• **PROBLEM DESCRIPTION**:
Present each line of the entries below that holds the word "this".
### TASK INPUTS
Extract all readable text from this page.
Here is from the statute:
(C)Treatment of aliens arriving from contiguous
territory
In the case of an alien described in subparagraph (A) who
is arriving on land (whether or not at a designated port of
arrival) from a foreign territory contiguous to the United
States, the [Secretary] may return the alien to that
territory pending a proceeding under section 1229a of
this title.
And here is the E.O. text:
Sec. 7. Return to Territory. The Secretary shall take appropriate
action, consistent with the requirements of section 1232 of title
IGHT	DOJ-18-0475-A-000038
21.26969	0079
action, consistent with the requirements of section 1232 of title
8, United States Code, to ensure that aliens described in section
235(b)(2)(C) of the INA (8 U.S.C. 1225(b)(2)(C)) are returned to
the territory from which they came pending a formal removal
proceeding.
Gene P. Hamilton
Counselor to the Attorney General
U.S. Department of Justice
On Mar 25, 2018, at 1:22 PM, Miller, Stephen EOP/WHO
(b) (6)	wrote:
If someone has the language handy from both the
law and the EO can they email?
######
• **EXPECTED OUTPUT**:
Extract all readable text from this page.
this title.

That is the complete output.